__Region boundary data__:
——

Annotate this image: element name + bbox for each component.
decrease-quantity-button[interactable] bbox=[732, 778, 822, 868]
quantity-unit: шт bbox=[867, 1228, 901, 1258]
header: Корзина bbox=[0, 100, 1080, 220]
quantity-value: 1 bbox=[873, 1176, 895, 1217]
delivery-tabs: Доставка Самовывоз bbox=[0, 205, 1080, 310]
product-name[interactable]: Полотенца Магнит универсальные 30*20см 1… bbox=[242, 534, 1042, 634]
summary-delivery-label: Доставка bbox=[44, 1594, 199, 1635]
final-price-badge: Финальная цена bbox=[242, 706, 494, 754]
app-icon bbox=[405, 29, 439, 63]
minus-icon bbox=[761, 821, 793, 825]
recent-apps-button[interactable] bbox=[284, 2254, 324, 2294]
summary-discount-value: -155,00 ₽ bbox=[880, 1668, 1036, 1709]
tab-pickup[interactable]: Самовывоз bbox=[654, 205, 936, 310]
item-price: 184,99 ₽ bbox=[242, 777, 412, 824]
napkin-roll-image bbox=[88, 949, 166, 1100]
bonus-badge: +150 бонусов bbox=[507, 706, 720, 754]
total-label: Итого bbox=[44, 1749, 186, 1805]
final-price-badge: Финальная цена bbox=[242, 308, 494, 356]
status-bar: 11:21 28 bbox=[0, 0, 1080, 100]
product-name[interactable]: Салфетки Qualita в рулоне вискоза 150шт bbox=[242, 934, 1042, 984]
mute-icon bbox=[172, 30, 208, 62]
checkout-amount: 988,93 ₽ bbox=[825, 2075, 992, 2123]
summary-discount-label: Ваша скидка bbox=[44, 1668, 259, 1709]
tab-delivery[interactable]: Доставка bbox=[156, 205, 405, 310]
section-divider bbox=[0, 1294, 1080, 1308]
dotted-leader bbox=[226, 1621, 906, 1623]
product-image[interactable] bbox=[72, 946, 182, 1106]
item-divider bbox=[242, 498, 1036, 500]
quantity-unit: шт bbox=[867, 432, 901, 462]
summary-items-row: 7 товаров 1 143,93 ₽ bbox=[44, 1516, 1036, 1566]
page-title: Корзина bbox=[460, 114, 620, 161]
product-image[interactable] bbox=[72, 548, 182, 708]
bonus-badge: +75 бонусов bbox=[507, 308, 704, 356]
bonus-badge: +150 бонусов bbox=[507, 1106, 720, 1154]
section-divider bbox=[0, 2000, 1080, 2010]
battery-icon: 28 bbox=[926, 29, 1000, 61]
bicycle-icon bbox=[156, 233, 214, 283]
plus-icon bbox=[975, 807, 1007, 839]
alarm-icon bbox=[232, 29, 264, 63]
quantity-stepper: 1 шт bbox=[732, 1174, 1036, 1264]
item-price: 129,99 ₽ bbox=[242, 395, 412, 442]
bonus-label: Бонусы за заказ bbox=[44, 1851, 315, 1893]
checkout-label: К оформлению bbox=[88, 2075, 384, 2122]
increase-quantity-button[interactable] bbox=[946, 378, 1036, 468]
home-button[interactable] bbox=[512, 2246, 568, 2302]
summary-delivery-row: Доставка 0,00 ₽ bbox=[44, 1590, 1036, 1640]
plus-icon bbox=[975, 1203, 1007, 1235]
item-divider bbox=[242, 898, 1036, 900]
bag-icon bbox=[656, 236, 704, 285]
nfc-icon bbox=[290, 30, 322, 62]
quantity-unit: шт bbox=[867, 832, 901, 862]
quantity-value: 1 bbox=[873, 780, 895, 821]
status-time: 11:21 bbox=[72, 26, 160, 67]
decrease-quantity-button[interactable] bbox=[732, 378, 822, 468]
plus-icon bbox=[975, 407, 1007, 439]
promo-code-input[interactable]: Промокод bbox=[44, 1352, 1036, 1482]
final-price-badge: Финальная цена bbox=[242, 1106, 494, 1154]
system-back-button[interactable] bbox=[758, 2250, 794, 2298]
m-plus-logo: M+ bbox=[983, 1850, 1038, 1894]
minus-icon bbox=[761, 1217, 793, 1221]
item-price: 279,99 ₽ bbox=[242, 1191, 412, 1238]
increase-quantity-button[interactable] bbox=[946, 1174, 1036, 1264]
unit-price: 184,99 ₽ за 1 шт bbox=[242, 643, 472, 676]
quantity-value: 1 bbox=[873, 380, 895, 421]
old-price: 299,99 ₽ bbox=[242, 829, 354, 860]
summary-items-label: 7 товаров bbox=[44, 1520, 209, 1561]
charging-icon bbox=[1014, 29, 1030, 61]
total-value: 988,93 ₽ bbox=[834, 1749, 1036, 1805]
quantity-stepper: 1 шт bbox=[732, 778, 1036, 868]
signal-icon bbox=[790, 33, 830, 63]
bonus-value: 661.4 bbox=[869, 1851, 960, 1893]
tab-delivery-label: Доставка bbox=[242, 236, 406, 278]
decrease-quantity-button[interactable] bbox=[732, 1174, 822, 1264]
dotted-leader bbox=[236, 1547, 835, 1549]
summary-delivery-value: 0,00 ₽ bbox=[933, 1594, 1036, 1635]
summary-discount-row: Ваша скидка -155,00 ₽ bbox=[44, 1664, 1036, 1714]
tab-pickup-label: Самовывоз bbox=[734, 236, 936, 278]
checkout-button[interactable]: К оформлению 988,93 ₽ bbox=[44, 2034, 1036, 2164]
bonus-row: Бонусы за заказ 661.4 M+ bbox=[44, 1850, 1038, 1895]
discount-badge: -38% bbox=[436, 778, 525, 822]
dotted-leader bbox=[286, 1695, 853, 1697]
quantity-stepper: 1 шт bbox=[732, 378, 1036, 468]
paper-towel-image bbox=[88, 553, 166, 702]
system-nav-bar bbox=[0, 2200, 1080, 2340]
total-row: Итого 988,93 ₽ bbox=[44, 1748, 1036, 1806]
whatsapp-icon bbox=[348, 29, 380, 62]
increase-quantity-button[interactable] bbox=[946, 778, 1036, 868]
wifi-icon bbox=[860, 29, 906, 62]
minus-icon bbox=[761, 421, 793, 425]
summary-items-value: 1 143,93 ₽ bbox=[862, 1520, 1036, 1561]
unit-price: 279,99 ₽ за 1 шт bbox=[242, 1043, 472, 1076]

——

__EXERCISE OBJECTIVE__: Rewrite the material from its start through the line containing "summary-delivery-label: Доставка bbox=[44, 1594, 199, 1635]", swapping "header" for "top-bar" and leaving everything else the same.

__FINAL ANSWER__:
Annotate this image: element name + bbox for each component.
decrease-quantity-button[interactable] bbox=[732, 778, 822, 868]
quantity-unit: шт bbox=[867, 1228, 901, 1258]
top-bar: Корзина bbox=[0, 100, 1080, 220]
quantity-value: 1 bbox=[873, 1176, 895, 1217]
delivery-tabs: Доставка Самовывоз bbox=[0, 205, 1080, 310]
product-name[interactable]: Полотенца Магнит универсальные 30*20см 1… bbox=[242, 534, 1042, 634]
summary-delivery-label: Доставка bbox=[44, 1594, 199, 1635]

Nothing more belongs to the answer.